### Collected data
★ ★ ★ ★ ★
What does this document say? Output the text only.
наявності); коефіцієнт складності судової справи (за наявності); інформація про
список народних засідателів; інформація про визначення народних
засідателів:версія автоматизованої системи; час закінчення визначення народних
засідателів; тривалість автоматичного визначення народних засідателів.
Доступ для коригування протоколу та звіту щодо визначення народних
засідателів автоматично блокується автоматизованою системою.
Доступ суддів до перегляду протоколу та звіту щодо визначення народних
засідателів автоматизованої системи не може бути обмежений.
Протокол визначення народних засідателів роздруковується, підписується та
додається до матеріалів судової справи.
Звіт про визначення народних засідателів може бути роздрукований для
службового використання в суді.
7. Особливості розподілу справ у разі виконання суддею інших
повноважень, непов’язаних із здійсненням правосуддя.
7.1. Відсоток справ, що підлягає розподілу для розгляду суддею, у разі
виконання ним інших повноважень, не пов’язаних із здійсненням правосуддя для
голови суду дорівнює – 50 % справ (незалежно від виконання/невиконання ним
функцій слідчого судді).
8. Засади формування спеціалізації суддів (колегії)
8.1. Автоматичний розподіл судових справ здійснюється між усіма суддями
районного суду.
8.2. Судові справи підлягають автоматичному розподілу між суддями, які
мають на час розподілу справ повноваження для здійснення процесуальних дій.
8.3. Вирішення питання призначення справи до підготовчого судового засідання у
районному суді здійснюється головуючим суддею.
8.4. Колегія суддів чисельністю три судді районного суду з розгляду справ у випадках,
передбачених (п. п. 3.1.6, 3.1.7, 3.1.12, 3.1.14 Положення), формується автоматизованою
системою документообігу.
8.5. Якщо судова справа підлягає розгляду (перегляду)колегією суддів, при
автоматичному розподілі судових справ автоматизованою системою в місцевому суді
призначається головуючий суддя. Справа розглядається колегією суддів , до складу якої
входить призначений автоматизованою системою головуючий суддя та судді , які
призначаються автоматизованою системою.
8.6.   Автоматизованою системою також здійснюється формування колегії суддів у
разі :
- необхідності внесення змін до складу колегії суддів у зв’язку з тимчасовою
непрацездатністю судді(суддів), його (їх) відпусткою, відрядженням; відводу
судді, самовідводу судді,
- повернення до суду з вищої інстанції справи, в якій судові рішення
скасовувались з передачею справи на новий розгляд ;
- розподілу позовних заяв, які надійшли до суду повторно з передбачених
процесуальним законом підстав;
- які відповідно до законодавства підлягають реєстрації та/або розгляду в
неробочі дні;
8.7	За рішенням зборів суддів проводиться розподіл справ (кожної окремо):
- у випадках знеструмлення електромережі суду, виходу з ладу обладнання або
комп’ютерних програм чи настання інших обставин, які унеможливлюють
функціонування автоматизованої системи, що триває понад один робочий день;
★ ★ ★ ★ ★
### Work to be completed
Repeat the whole listing exactly, keeping every line intact.

### Answer in full
What does this document say? Output the text only.
наявності); коефіцієнт складності судової справи (за наявності); інформація про
список народних засідателів; інформація про визначення народних
засідателів:версія автоматизованої системи; час закінчення визначення народних
засідателів; тривалість автоматичного визначення народних засідателів.
Доступ для коригування протоколу та звіту щодо визначення народних
засідателів автоматично блокується автоматизованою системою.
Доступ суддів до перегляду протоколу та звіту щодо визначення народних
засідателів автоматизованої системи не може бути обмежений.
Протокол визначення народних засідателів роздруковується, підписується та
додається до матеріалів судової справи.
Звіт про визначення народних засідателів може бути роздрукований для
службового використання в суді.
7. Особливості розподілу справ у разі виконання суддею інших
повноважень, непов’язаних із здійсненням правосуддя.
7.1. Відсоток справ, що підлягає розподілу для розгляду суддею, у разі
виконання ним інших повноважень, не пов’язаних із здійсненням правосуддя для
голови суду дорівнює – 50 % справ (незалежно від виконання/невиконання ним
функцій слідчого судді).
8. Засади формування спеціалізації суддів (колегії)
8.1. Автоматичний розподіл судових справ здійснюється між усіма суддями
районного суду.
8.2. Судові справи підлягають автоматичному розподілу між суддями, які
мають на час розподілу справ повноваження для здійснення процесуальних дій.
8.3. Вирішення питання призначення справи до підготовчого судового засідання у
районному суді здійснюється головуючим суддею.
8.4. Колегія суддів чисельністю три судді районного суду з розгляду справ у випадках,
передбачених (п. п. 3.1.6, 3.1.7, 3.1.12, 3.1.14 Положення), формується автоматизованою
системою документообігу.
8.5. Якщо судова справа підлягає розгляду (перегляду)колегією суддів, при
автоматичному розподілі судових справ автоматизованою системою в місцевому суді
призначається головуючий суддя. Справа розглядається колегією суддів , до складу якої
входить призначений автоматизованою системою головуючий суддя та судді , які
призначаються автоматизованою системою.
8.6.   Автоматизованою системою також здійснюється формування колегії суддів у
разі :
- необхідності внесення змін до складу колегії суддів у зв’язку з тимчасовою
непрацездатністю судді(суддів), його (їх) відпусткою, відрядженням; відводу
судді, самовідводу судді,
- повернення до суду з вищої інстанції справи, в якій судові рішення
скасовувались з передачею справи на новий розгляд ;
- розподілу позовних заяв, які надійшли до суду повторно з передбачених
процесуальним законом підстав;
- які відповідно до законодавства підлягають реєстрації та/або розгляду в
неробочі дні;
8.7	За рішенням зборів суддів проводиться розподіл справ (кожної окремо):
- у випадках знеструмлення електромережі суду, виходу з ладу обладнання або
комп’ютерних програм чи настання інших обставин, які унеможливлюють
функціонування автоматизованої системи, що триває понад один робочий день;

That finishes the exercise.